## start DATA EXCERPTS
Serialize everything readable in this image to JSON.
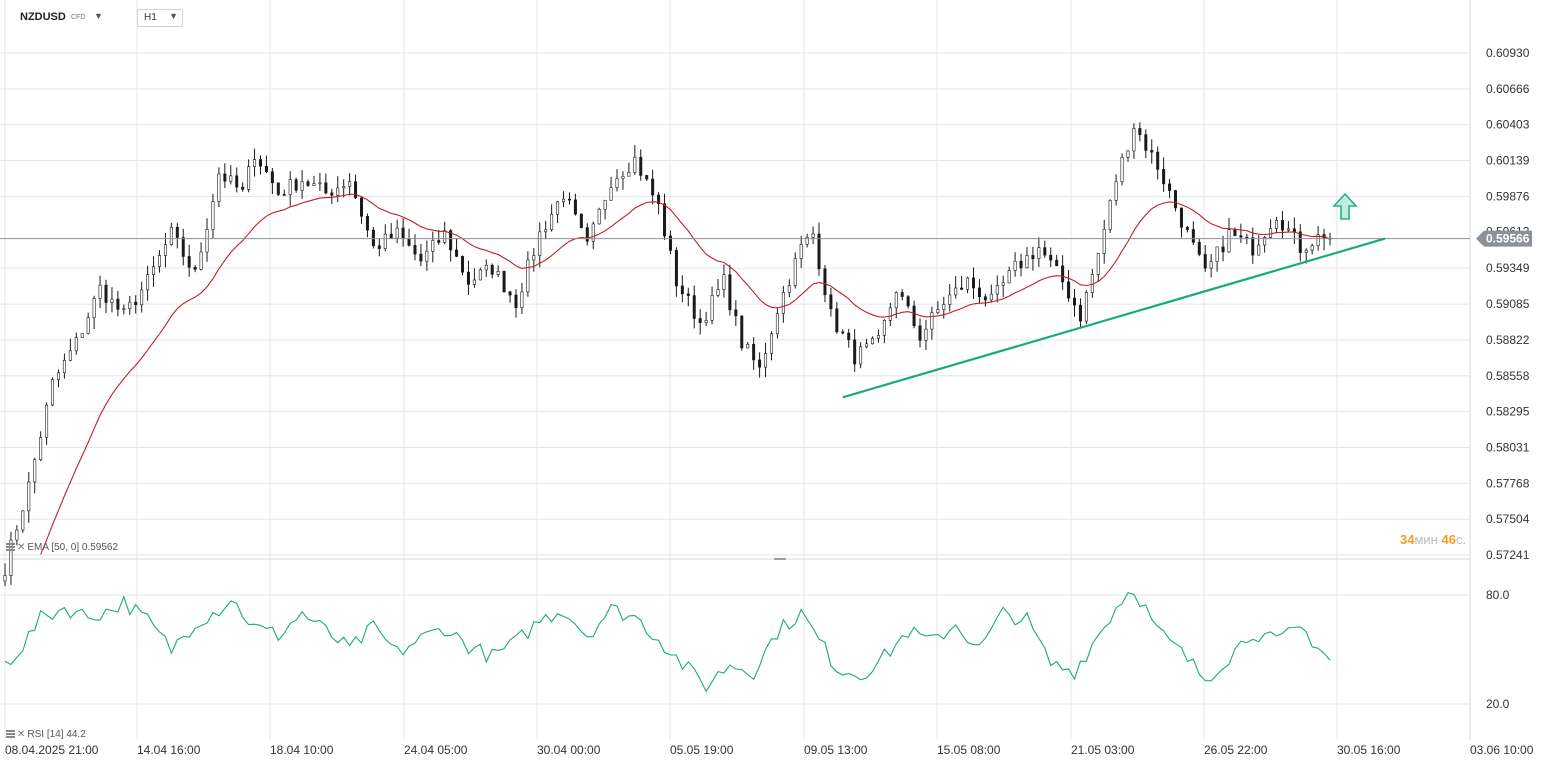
{
  "header": {
    "symbol": "NZDUSD",
    "symbol_type": "CFD",
    "timeframe": "H1",
    "symbol_dropdown_icon": "caret-down-icon",
    "timeframe_dropdown_icon": "caret-down-icon"
  },
  "indicators": {
    "ema_label": "EMA",
    "ema_params": "[50, 0]",
    "ema_value": "0.59562",
    "rsi_label": "RSI",
    "rsi_params": "[14]",
    "rsi_value": "44.2",
    "settings_icon": "menu-lines-icon",
    "remove_icon": "close-x-icon"
  },
  "timer": {
    "minutes": "34",
    "minutes_unit": "мин",
    "seconds": "46",
    "seconds_unit": "с."
  },
  "colors": {
    "candle": "#1a1a1a",
    "ema": "#c0202a",
    "trendline": "#1aab7a",
    "rsi": "#1aab7a",
    "price_tag": "#8c9197",
    "grid": "#e3e6e8",
    "arrow": "#22b08a",
    "timer_number": "#f0a020"
  },
  "chart_data": [
    {
      "type": "candlestick",
      "symbol": "NZDUSD",
      "timeframe": "H1",
      "last_price": 0.59566,
      "y_ticks": [
        0.6093,
        0.60666,
        0.60403,
        0.60139,
        0.59876,
        0.59349,
        0.59085,
        0.58822,
        0.58558,
        0.58295,
        0.58031,
        0.57768,
        0.57504,
        0.57241
      ],
      "y_tick_labels": [
        "0.60930",
        "0.60666",
        "0.60403",
        "0.60139",
        "0.59876",
        "0.59349",
        "0.59085",
        "0.58822",
        "0.58558",
        "0.58295",
        "0.58031",
        "0.57768",
        "0.57504",
        "0.57241"
      ],
      "partially_hidden_tick": "0.59612",
      "ylim": [
        0.5718,
        0.611
      ],
      "x_tick_labels": [
        "08.04.2025  21:00",
        "14.04  16:00",
        "18.04  10:00",
        "24.04  05:00",
        "30.04  00:00",
        "05.05  19:00",
        "09.05  13:00",
        "15.05  08:00",
        "21.05  03:00",
        "26.05  22:00",
        "30.05  16:00",
        "03.06  10:00"
      ],
      "price_path": [
        [
          0,
          0.5715
        ],
        [
          4,
          0.5775
        ],
        [
          8,
          0.585
        ],
        [
          12,
          0.588
        ],
        [
          16,
          0.592
        ],
        [
          20,
          0.59
        ],
        [
          24,
          0.5925
        ],
        [
          28,
          0.596
        ],
        [
          32,
          0.593
        ],
        [
          36,
          0.6005
        ],
        [
          40,
          0.599
        ],
        [
          42,
          0.602
        ],
        [
          46,
          0.599
        ],
        [
          50,
          0.6
        ],
        [
          54,
          0.599
        ],
        [
          58,
          0.6
        ],
        [
          62,
          0.595
        ],
        [
          66,
          0.596
        ],
        [
          70,
          0.594
        ],
        [
          74,
          0.596
        ],
        [
          78,
          0.5925
        ],
        [
          82,
          0.5935
        ],
        [
          86,
          0.591
        ],
        [
          90,
          0.596
        ],
        [
          94,
          0.599
        ],
        [
          98,
          0.595
        ],
        [
          102,
          0.6
        ],
        [
          106,
          0.6015
        ],
        [
          110,
          0.598
        ],
        [
          113,
          0.5925
        ],
        [
          117,
          0.5895
        ],
        [
          121,
          0.5925
        ],
        [
          124,
          0.588
        ],
        [
          127,
          0.586
        ],
        [
          130,
          0.5905
        ],
        [
          134,
          0.595
        ],
        [
          136,
          0.596
        ],
        [
          139,
          0.59
        ],
        [
          143,
          0.587
        ],
        [
          147,
          0.588
        ],
        [
          150,
          0.592
        ],
        [
          154,
          0.5885
        ],
        [
          158,
          0.591
        ],
        [
          162,
          0.5925
        ],
        [
          166,
          0.591
        ],
        [
          170,
          0.5935
        ],
        [
          174,
          0.595
        ],
        [
          178,
          0.5925
        ],
        [
          181,
          0.59
        ],
        [
          184,
          0.5945
        ],
        [
          187,
          0.6
        ],
        [
          190,
          0.604
        ],
        [
          194,
          0.601
        ],
        [
          198,
          0.597
        ],
        [
          202,
          0.593
        ],
        [
          206,
          0.596
        ],
        [
          210,
          0.595
        ],
        [
          214,
          0.5975
        ],
        [
          218,
          0.595
        ],
        [
          222,
          0.596
        ]
      ],
      "series": [
        {
          "name": "EMA [50, 0]",
          "type": "line",
          "last_value": 0.59562
        }
      ],
      "annotations": [
        {
          "type": "trendline",
          "from": [
            141,
            0.584
          ],
          "to": [
            223,
            0.595
          ]
        },
        {
          "type": "arrow",
          "direction": "up"
        }
      ],
      "grid": true
    },
    {
      "type": "line",
      "name": "RSI [14]",
      "last_value": 44.2,
      "y_tick_labels": [
        "80.0",
        "20.0"
      ],
      "ylim": [
        10,
        88
      ],
      "key_points": [
        [
          0,
          42
        ],
        [
          3,
          52
        ],
        [
          6,
          67
        ],
        [
          10,
          73
        ],
        [
          14,
          68
        ],
        [
          18,
          72
        ],
        [
          20,
          76
        ],
        [
          24,
          66
        ],
        [
          28,
          50
        ],
        [
          32,
          65
        ],
        [
          36,
          72
        ],
        [
          38,
          78
        ],
        [
          42,
          62
        ],
        [
          46,
          58
        ],
        [
          50,
          70
        ],
        [
          54,
          60
        ],
        [
          58,
          50
        ],
        [
          62,
          62
        ],
        [
          66,
          48
        ],
        [
          70,
          56
        ],
        [
          74,
          62
        ],
        [
          78,
          52
        ],
        [
          82,
          46
        ],
        [
          86,
          54
        ],
        [
          90,
          66
        ],
        [
          94,
          72
        ],
        [
          98,
          58
        ],
        [
          102,
          72
        ],
        [
          106,
          68
        ],
        [
          110,
          56
        ],
        [
          114,
          42
        ],
        [
          118,
          30
        ],
        [
          122,
          42
        ],
        [
          126,
          38
        ],
        [
          130,
          60
        ],
        [
          134,
          70
        ],
        [
          136,
          60
        ],
        [
          140,
          40
        ],
        [
          144,
          36
        ],
        [
          148,
          46
        ],
        [
          152,
          60
        ],
        [
          156,
          54
        ],
        [
          160,
          64
        ],
        [
          164,
          50
        ],
        [
          168,
          70
        ],
        [
          172,
          66
        ],
        [
          176,
          42
        ],
        [
          180,
          38
        ],
        [
          184,
          58
        ],
        [
          188,
          78
        ],
        [
          190,
          84
        ],
        [
          194,
          60
        ],
        [
          198,
          48
        ],
        [
          202,
          34
        ],
        [
          206,
          46
        ],
        [
          210,
          60
        ],
        [
          214,
          54
        ],
        [
          218,
          62
        ],
        [
          221,
          52
        ],
        [
          223,
          44.2
        ]
      ],
      "grid": true
    }
  ]
}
## end DATA EXCERPTS
- _TASK REQUIREMENTS_
Reproduce the material word for word. Any pictures should be left out of the copy.

- _CORRECT OUTPUT_
Serialize everything readable in this image to JSON.
{
  "header": {
    "symbol": "NZDUSD",
    "symbol_type": "CFD",
    "timeframe": "H1",
    "symbol_dropdown_icon": "caret-down-icon",
    "timeframe_dropdown_icon": "caret-down-icon"
  },
  "indicators": {
    "ema_label": "EMA",
    "ema_params": "[50, 0]",
    "ema_value": "0.59562",
    "rsi_label": "RSI",
    "rsi_params": "[14]",
    "rsi_value": "44.2",
    "settings_icon": "menu-lines-icon",
    "remove_icon": "close-x-icon"
  },
  "timer": {
    "minutes": "34",
    "minutes_unit": "мин",
    "seconds": "46",
    "seconds_unit": "с."
  },
  "colors": {
    "candle": "#1a1a1a",
    "ema": "#c0202a",
    "trendline": "#1aab7a",
    "rsi": "#1aab7a",
    "price_tag": "#8c9197",
    "grid": "#e3e6e8",
    "arrow": "#22b08a",
    "timer_number": "#f0a020"
  },
  "chart_data": [
    {
      "type": "candlestick",
      "symbol": "NZDUSD",
      "timeframe": "H1",
      "last_price": 0.59566,
      "y_ticks": [
        0.6093,
        0.60666,
        0.60403,
        0.60139,
        0.59876,
        0.59349,
        0.59085,
        0.58822,
        0.58558,
        0.58295,
        0.58031,
        0.57768,
        0.57504,
        0.57241
      ],
      "y_tick_labels": [
        "0.60930",
        "0.60666",
        "0.60403",
        "0.60139",
        "0.59876",
        "0.59349",
        "0.59085",
        "0.58822",
        "0.58558",
        "0.58295",
        "0.58031",
        "0.57768",
        "0.57504",
        "0.57241"
      ],
      "partially_hidden_tick": "0.59612",
      "ylim": [
        0.5718,
        0.611
      ],
      "x_tick_labels": [
        "08.04.2025  21:00",
        "14.04  16:00",
        "18.04  10:00",
        "24.04  05:00",
        "30.04  00:00",
        "05.05  19:00",
        "09.05  13:00",
        "15.05  08:00",
        "21.05  03:00",
        "26.05  22:00",
        "30.05  16:00",
        "03.06  10:00"
      ],
      "price_path": [
        [
          0,
          0.5715
        ],
        [
          4,
          0.5775
        ],
        [
          8,
          0.585
        ],
        [
          12,
          0.588
        ],
        [
          16,
          0.592
        ],
        [
          20,
          0.59
        ],
        [
          24,
          0.5925
        ],
        [
          28,
          0.596
        ],
        [
          32,
          0.593
        ],
        [
          36,
          0.6005
        ],
        [
          40,
          0.599
        ],
        [
          42,
          0.602
        ],
        [
          46,
          0.599
        ],
        [
          50,
          0.6
        ],
        [
          54,
          0.599
        ],
        [
          58,
          0.6
        ],
        [
          62,
          0.595
        ],
        [
          66,
          0.596
        ],
        [
          70,
          0.594
        ],
        [
          74,
          0.596
        ],
        [
          78,
          0.5925
        ],
        [
          82,
          0.5935
        ],
        [
          86,
          0.591
        ],
        [
          90,
          0.596
        ],
        [
          94,
          0.599
        ],
        [
          98,
          0.595
        ],
        [
          102,
          0.6
        ],
        [
          106,
          0.6015
        ],
        [
          110,
          0.598
        ],
        [
          113,
          0.5925
        ],
        [
          117,
          0.5895
        ],
        [
          121,
          0.5925
        ],
        [
          124,
          0.588
        ],
        [
          127,
          0.586
        ],
        [
          130,
          0.5905
        ],
        [
          134,
          0.595
        ],
        [
          136,
          0.596
        ],
        [
          139,
          0.59
        ],
        [
          143,
          0.587
        ],
        [
          147,
          0.588
        ],
        [
          150,
          0.592
        ],
        [
          154,
          0.5885
        ],
        [
          158,
          0.591
        ],
        [
          162,
          0.5925
        ],
        [
          166,
          0.591
        ],
        [
          170,
          0.5935
        ],
        [
          174,
          0.595
        ],
        [
          178,
          0.5925
        ],
        [
          181,
          0.59
        ],
        [
          184,
          0.5945
        ],
        [
          187,
          0.6
        ],
        [
          190,
          0.604
        ],
        [
          194,
          0.601
        ],
        [
          198,
          0.597
        ],
        [
          202,
          0.593
        ],
        [
          206,
          0.596
        ],
        [
          210,
          0.595
        ],
        [
          214,
          0.5975
        ],
        [
          218,
          0.595
        ],
        [
          222,
          0.596
        ]
      ],
      "series": [
        {
          "name": "EMA [50, 0]",
          "type": "line",
          "last_value": 0.59562
        }
      ],
      "annotations": [
        {
          "type": "trendline",
          "from": [
            141,
            0.584
          ],
          "to": [
            223,
            0.595
          ]
        },
        {
          "type": "arrow",
          "direction": "up"
        }
      ],
      "grid": true
    },
    {
      "type": "line",
      "name": "RSI [14]",
      "last_value": 44.2,
      "y_tick_labels": [
        "80.0",
        "20.0"
      ],
      "ylim": [
        10,
        88
      ],
      "key_points": [
        [
          0,
          42
        ],
        [
          3,
          52
        ],
        [
          6,
          67
        ],
        [
          10,
          73
        ],
        [
          14,
          68
        ],
        [
          18,
          72
        ],
        [
          20,
          76
        ],
        [
          24,
          66
        ],
        [
          28,
          50
        ],
        [
          32,
          65
        ],
        [
          36,
          72
        ],
        [
          38,
          78
        ],
        [
          42,
          62
        ],
        [
          46,
          58
        ],
        [
          50,
          70
        ],
        [
          54,
          60
        ],
        [
          58,
          50
        ],
        [
          62,
          62
        ],
        [
          66,
          48
        ],
        [
          70,
          56
        ],
        [
          74,
          62
        ],
        [
          78,
          52
        ],
        [
          82,
          46
        ],
        [
          86,
          54
        ],
        [
          90,
          66
        ],
        [
          94,
          72
        ],
        [
          98,
          58
        ],
        [
          102,
          72
        ],
        [
          106,
          68
        ],
        [
          110,
          56
        ],
        [
          114,
          42
        ],
        [
          118,
          30
        ],
        [
          122,
          42
        ],
        [
          126,
          38
        ],
        [
          130,
          60
        ],
        [
          134,
          70
        ],
        [
          136,
          60
        ],
        [
          140,
          40
        ],
        [
          144,
          36
        ],
        [
          148,
          46
        ],
        [
          152,
          60
        ],
        [
          156,
          54
        ],
        [
          160,
          64
        ],
        [
          164,
          50
        ],
        [
          168,
          70
        ],
        [
          172,
          66
        ],
        [
          176,
          42
        ],
        [
          180,
          38
        ],
        [
          184,
          58
        ],
        [
          188,
          78
        ],
        [
          190,
          84
        ],
        [
          194,
          60
        ],
        [
          198,
          48
        ],
        [
          202,
          34
        ],
        [
          206,
          46
        ],
        [
          210,
          60
        ],
        [
          214,
          54
        ],
        [
          218,
          62
        ],
        [
          221,
          52
        ],
        [
          223,
          44.2
        ]
      ],
      "grid": true
    }
  ]
}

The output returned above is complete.